____ Task material
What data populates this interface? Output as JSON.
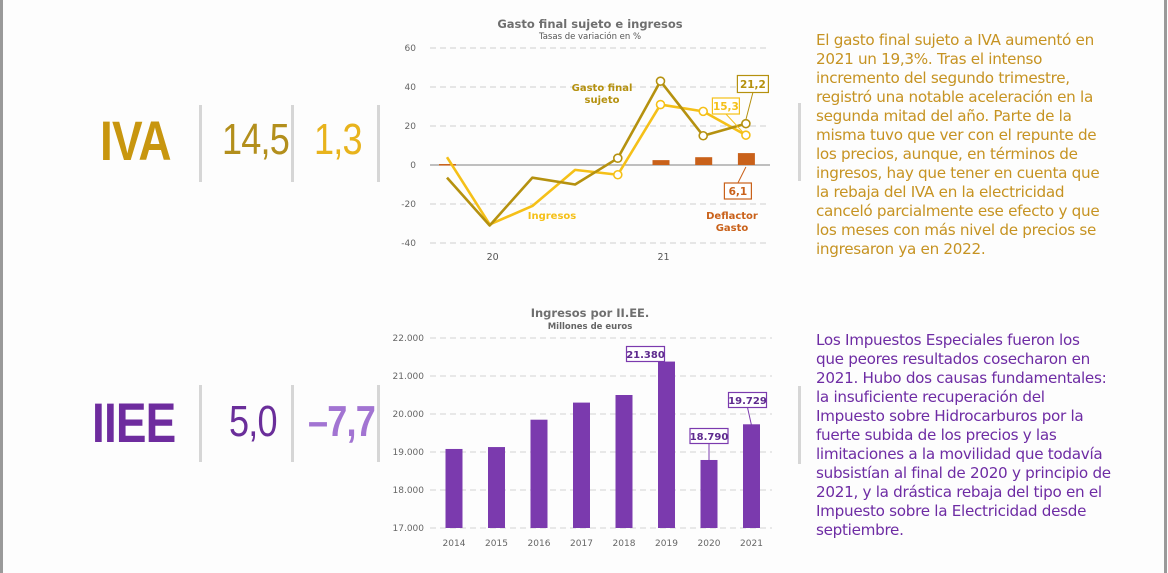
{
  "colors": {
    "iva_title": "#c8960f",
    "iva_val1": "#b38f1c",
    "iva_val2": "#e8b31c",
    "iva_text": "#c69322",
    "iiee_title": "#6e2c9e",
    "iiee_val1": "#6a2e9a",
    "iiee_val2": "#a274d2",
    "iiee_text": "#6e2ca4",
    "gasto_line": "#b5910f",
    "ingresos_line": "#f5c018",
    "deflactor_bar": "#c9611a",
    "iiee_bar": "#7b3aae"
  },
  "iva": {
    "label": "IVA",
    "value_1": "14,5",
    "value_2": "1,3",
    "description_lines": [
      "El gasto final sujeto a IVA aumentó en",
      "2021 un 19,3%. Tras el intenso",
      "incremento del segundo trimestre,",
      "registró una notable aceleración en la",
      "segunda mitad del año. Parte de la",
      "misma tuvo que ver con el repunte de",
      "los precios, aunque, en términos de",
      "ingresos, hay que tener en cuenta que",
      "la rebaja del IVA en la electricidad",
      "canceló parcialmente ese efecto y que",
      "los meses con más nivel de precios se",
      "ingresaron ya en 2022."
    ]
  },
  "iiee": {
    "label": "IIEE",
    "value_1": "5,0",
    "value_2": "–7,7",
    "description_lines": [
      "Los Impuestos Especiales fueron los",
      "que peores resultados cosecharon en",
      "2021. Hubo dos causas fundamentales:",
      "la insuficiente recuperación del",
      "Impuesto sobre Hidrocarburos por la",
      "fuerte subida de los precios y las",
      "limitaciones a la movilidad que todavía",
      "subsistían al final de 2020 y principio de",
      "2021, y la drástica rebaja del tipo en el",
      "Impuesto sobre la Electricidad desde",
      "septiembre."
    ]
  },
  "chart_data": [
    {
      "type": "line",
      "title": "Gasto final sujeto e ingresos",
      "subtitle": "Tasas de variación en %",
      "xlabel": "",
      "ylabel": "",
      "ylim": [
        -40,
        60
      ],
      "yticks": [
        "60",
        "40",
        "20",
        "0",
        "-20",
        "-40"
      ],
      "ytick_values": [
        60,
        40,
        20,
        0,
        -20,
        -40
      ],
      "grid": true,
      "x": [
        "20-Q1",
        "20-Q2",
        "20-Q3",
        "20-Q4",
        "21-Q1",
        "21-Q2",
        "21-Q3",
        "21-Q4"
      ],
      "xtick_labels": [
        {
          "label": "20",
          "index": 1
        },
        {
          "label": "21",
          "index": 5
        }
      ],
      "series": [
        {
          "name": "Gasto final sujeto",
          "kind": "line",
          "values": [
            -6.5,
            -31,
            -6.5,
            -10,
            3.5,
            43,
            15,
            21.2
          ],
          "markers_from": 4
        },
        {
          "name": "Ingresos",
          "kind": "line",
          "values": [
            4,
            -30.5,
            -21,
            -2.5,
            -5,
            31,
            27.5,
            15.3
          ],
          "markers_from": 4
        },
        {
          "name": "Deflactor Gasto",
          "kind": "bar",
          "values": [
            0.5,
            null,
            null,
            null,
            null,
            2.5,
            4.0,
            6.1
          ]
        }
      ],
      "annotations": [
        {
          "text": "Gasto final",
          "text2": "sujeto",
          "series": "Gasto final sujeto"
        },
        {
          "text": "Ingresos",
          "series": "Ingresos"
        },
        {
          "text": "Deflactor",
          "text2": "Gasto",
          "series": "Deflactor Gasto"
        },
        {
          "text": "21,2",
          "series": "Gasto final sujeto",
          "index": 7
        },
        {
          "text": "15,3",
          "series": "Ingresos",
          "index": 7
        },
        {
          "text": "6,1",
          "series": "Deflactor Gasto",
          "index": 7
        }
      ]
    },
    {
      "type": "bar",
      "title": "Ingresos por II.EE.",
      "subtitle": "Millones de euros",
      "xlabel": "",
      "ylabel": "",
      "ylim": [
        17000,
        22000
      ],
      "yticks": [
        "22.000",
        "21.000",
        "20.000",
        "19.000",
        "18.000",
        "17.000"
      ],
      "ytick_values": [
        22000,
        21000,
        20000,
        19000,
        18000,
        17000
      ],
      "grid": true,
      "categories": [
        "2014",
        "2015",
        "2016",
        "2017",
        "2018",
        "2019",
        "2020",
        "2021"
      ],
      "values": [
        19080,
        19130,
        19850,
        20300,
        20500,
        21380,
        18790,
        19729
      ],
      "data_labels": [
        {
          "index": 5,
          "text": "21.380"
        },
        {
          "index": 6,
          "text": "18.790"
        },
        {
          "index": 7,
          "text": "19.729"
        }
      ]
    }
  ]
}
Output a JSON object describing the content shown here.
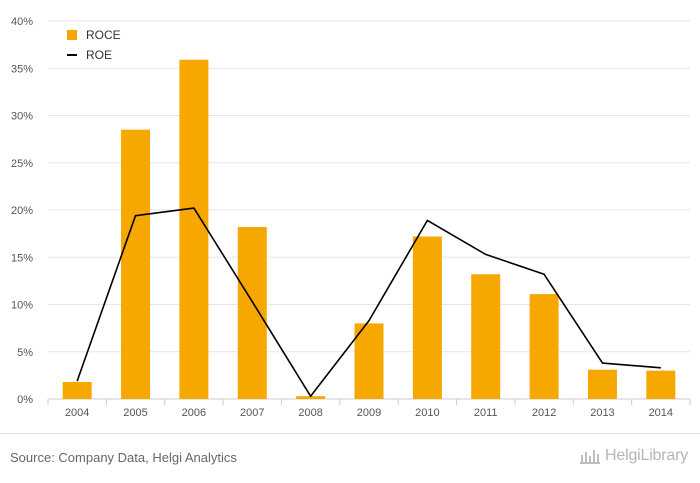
{
  "chart_data": {
    "type": "bar",
    "categories": [
      "2004",
      "2005",
      "2006",
      "2007",
      "2008",
      "2009",
      "2010",
      "2011",
      "2012",
      "2013",
      "2014"
    ],
    "series": [
      {
        "name": "ROCE",
        "type": "bar",
        "color": "#F7A800",
        "values": [
          1.8,
          28.5,
          35.9,
          18.2,
          0.3,
          8.0,
          17.2,
          13.2,
          11.1,
          3.1,
          3.0
        ]
      },
      {
        "name": "ROE",
        "type": "line",
        "color": "#000000",
        "values": [
          1.9,
          19.4,
          20.2,
          10.3,
          0.3,
          8.3,
          18.9,
          15.3,
          13.2,
          3.8,
          3.3
        ]
      }
    ],
    "ylim": [
      0,
      40
    ],
    "yticks": [
      0,
      5,
      10,
      15,
      20,
      25,
      30,
      35,
      40
    ],
    "ytick_labels": [
      "0%",
      "5%",
      "10%",
      "15%",
      "20%",
      "25%",
      "30%",
      "35%",
      "40%"
    ],
    "grid": true,
    "legend_position": "top-left",
    "legend": [
      "ROCE",
      "ROE"
    ]
  },
  "footer": {
    "source": "Source: Company Data, Helgi Analytics",
    "brand": "HelgiLibrary"
  }
}
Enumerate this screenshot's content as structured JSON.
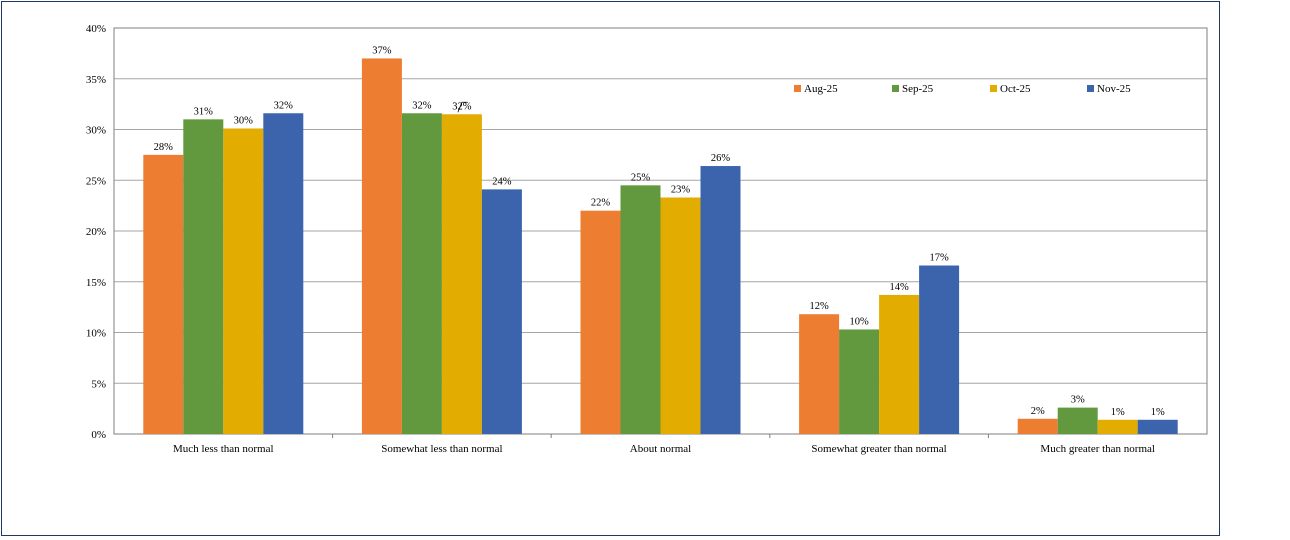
{
  "chart_data": {
    "type": "bar",
    "title": "",
    "xlabel": "",
    "ylabel": "",
    "ylim": [
      0,
      40
    ],
    "yticks": [
      0,
      5,
      10,
      15,
      20,
      25,
      30,
      35,
      40
    ],
    "ytick_labels": [
      "0%",
      "5%",
      "10%",
      "15%",
      "20%",
      "25%",
      "30%",
      "35%",
      "40%"
    ],
    "grid": true,
    "legend_position": "top-right",
    "categories": [
      "Much less than normal",
      "Somewhat less than normal",
      "About normal",
      "Somewhat greater than normal",
      "Much greater than normal"
    ],
    "series": [
      {
        "name": "Aug-25",
        "color": "#ed7d31",
        "values": [
          27.5,
          37.0,
          22.0,
          11.8,
          1.5
        ],
        "labels": [
          "28%",
          "37%",
          "22%",
          "12%",
          "2%"
        ]
      },
      {
        "name": "Sep-25",
        "color": "#62993e",
        "values": [
          31.0,
          31.6,
          24.5,
          10.3,
          2.6
        ],
        "labels": [
          "31%",
          "32%",
          "25%",
          "10%",
          "3%"
        ]
      },
      {
        "name": "Oct-25",
        "color": "#e2ac00",
        "values": [
          30.1,
          31.5,
          23.3,
          13.7,
          1.4
        ],
        "labels": [
          "30%",
          "32%",
          "23%",
          "14%",
          "1%"
        ]
      },
      {
        "name": "Nov-25",
        "color": "#3b64ad",
        "values": [
          31.6,
          24.1,
          26.4,
          16.6,
          1.4
        ],
        "labels": [
          "32%",
          "24%",
          "26%",
          "17%",
          "1%"
        ]
      }
    ]
  }
}
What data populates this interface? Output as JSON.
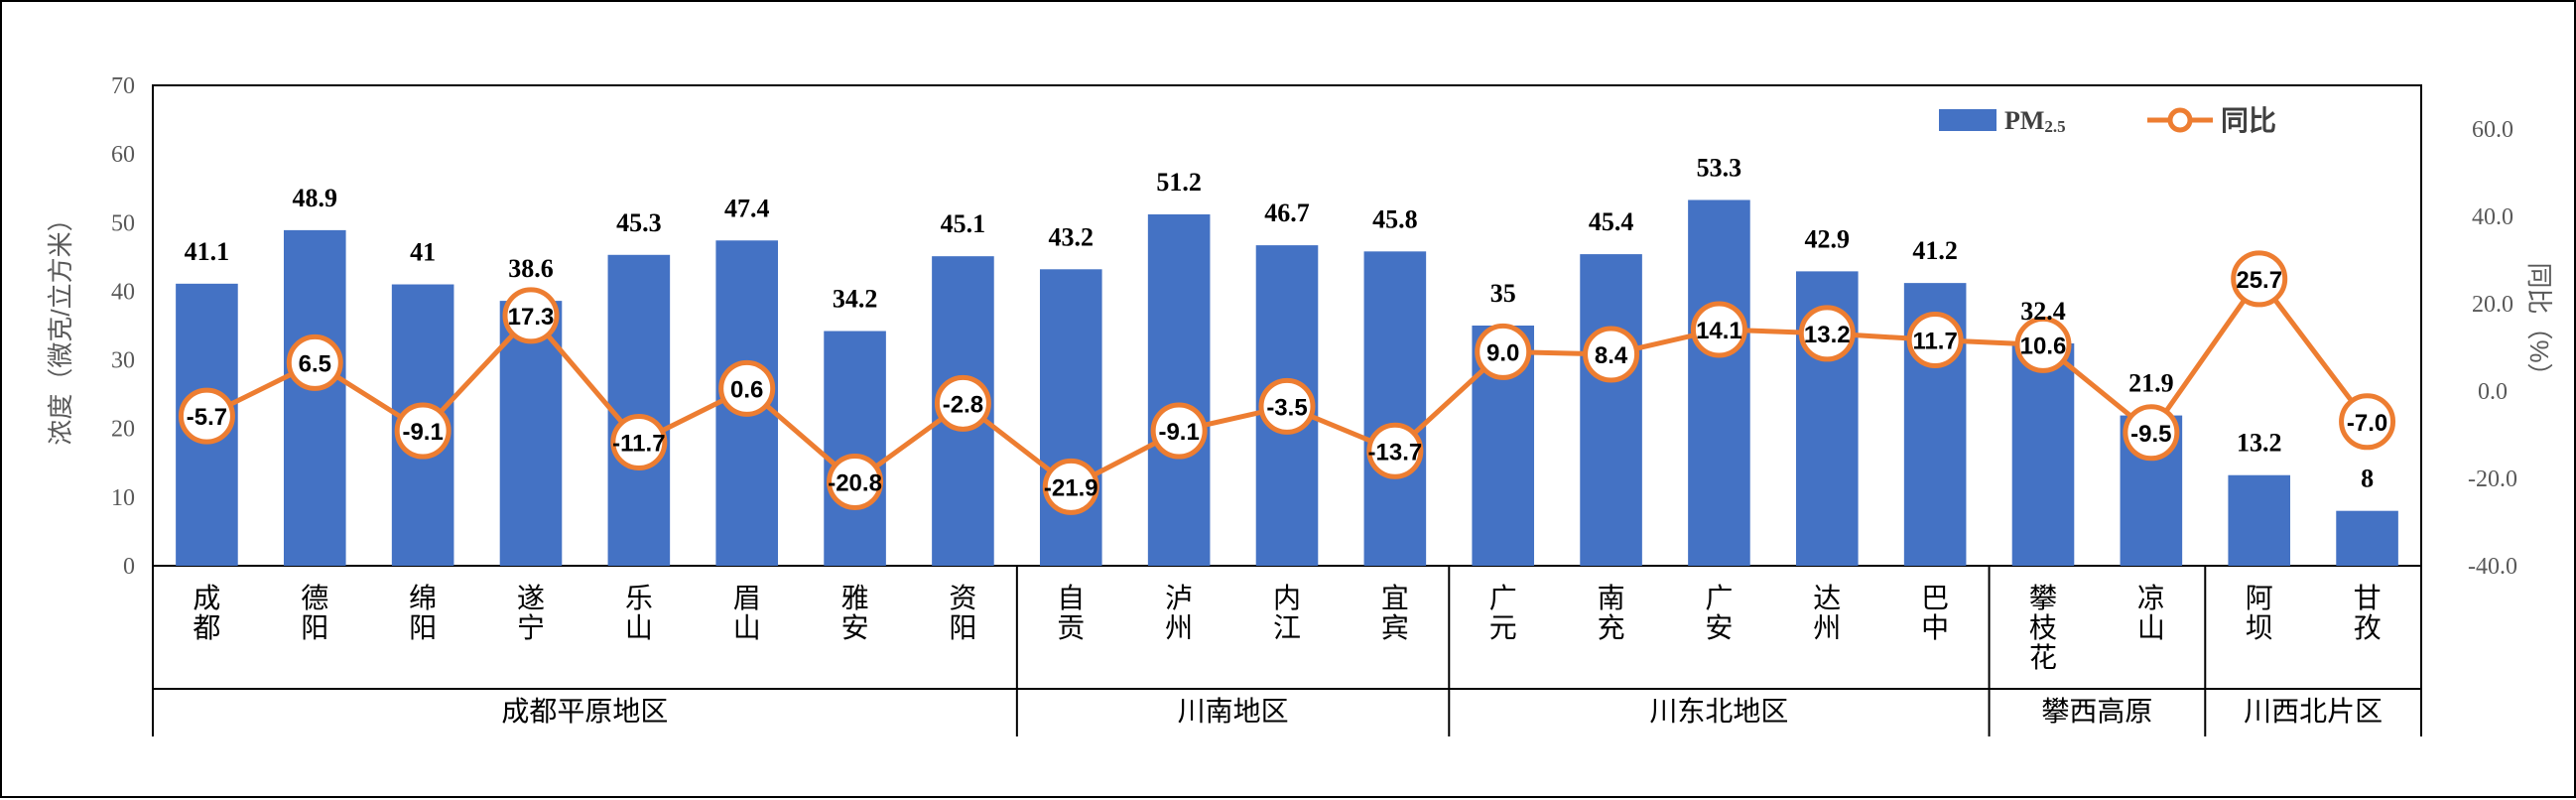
{
  "chart_data": {
    "type": "bar",
    "ylabel": "浓度（微克/立方米）",
    "y2label": "同比（%）",
    "ylim": [
      0,
      70
    ],
    "y2lim": [
      -40,
      70
    ],
    "yticks": [
      "0",
      "10",
      "20",
      "30",
      "40",
      "50",
      "60",
      "70"
    ],
    "y2ticks": [
      "-40.0",
      "-20.0",
      "0.0",
      "20.0",
      "40.0",
      "60.0"
    ],
    "categories": [
      "成都",
      "德阳",
      "绵阳",
      "遂宁",
      "乐山",
      "眉山",
      "雅安",
      "资阳",
      "自贡",
      "泸州",
      "内江",
      "宜宾",
      "广元",
      "南充",
      "广安",
      "达州",
      "巴中",
      "攀枝花",
      "凉山",
      "阿坝",
      "甘孜"
    ],
    "bar_labels": [
      "41.1",
      "48.9",
      "41",
      "38.6",
      "45.3",
      "47.4",
      "34.2",
      "45.1",
      "43.2",
      "51.2",
      "46.7",
      "45.8",
      "35",
      "45.4",
      "53.3",
      "42.9",
      "41.2",
      "32.4",
      "21.9",
      "13.2",
      "8"
    ],
    "line_labels": [
      "-5.7",
      "6.5",
      "-9.1",
      "17.3",
      "-11.7",
      "0.6",
      "-20.8",
      "-2.8",
      "-21.9",
      "-9.1",
      "-3.5",
      "-13.7",
      "9.0",
      "8.4",
      "14.1",
      "13.2",
      "11.7",
      "10.6",
      "-9.5",
      "25.7",
      "-7.0"
    ],
    "series": [
      {
        "name": "PM2.5",
        "axis": "left",
        "type": "bar",
        "values": [
          41.1,
          48.9,
          41,
          38.6,
          45.3,
          47.4,
          34.2,
          45.1,
          43.2,
          51.2,
          46.7,
          45.8,
          35,
          45.4,
          53.3,
          42.9,
          41.2,
          32.4,
          21.9,
          13.2,
          8
        ]
      },
      {
        "name": "同比",
        "axis": "right",
        "type": "line",
        "values": [
          -5.7,
          6.5,
          -9.1,
          17.3,
          -11.7,
          0.6,
          -20.8,
          -2.8,
          -21.9,
          -9.1,
          -3.5,
          -13.7,
          9.0,
          8.4,
          14.1,
          13.2,
          11.7,
          10.6,
          -9.5,
          25.7,
          -7.0
        ]
      }
    ],
    "groups": [
      {
        "name": "成都平原地区",
        "count": 8
      },
      {
        "name": "川南地区",
        "count": 4
      },
      {
        "name": "川东北地区",
        "count": 5
      },
      {
        "name": "攀西高原",
        "count": 2
      },
      {
        "name": "川西北片区",
        "count": 2
      }
    ],
    "legend": {
      "position": "top-right",
      "bar_label": "PM",
      "bar_label_sub": "2.5",
      "line_label": "同比"
    },
    "colors": {
      "bar": "#4472C4",
      "line": "#ED7D31",
      "marker_fill": "#ffffff"
    }
  }
}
________
→ Task: Determine how many lines of the material include the string "ylabel". Output only that count.

→ Solved exercise: 4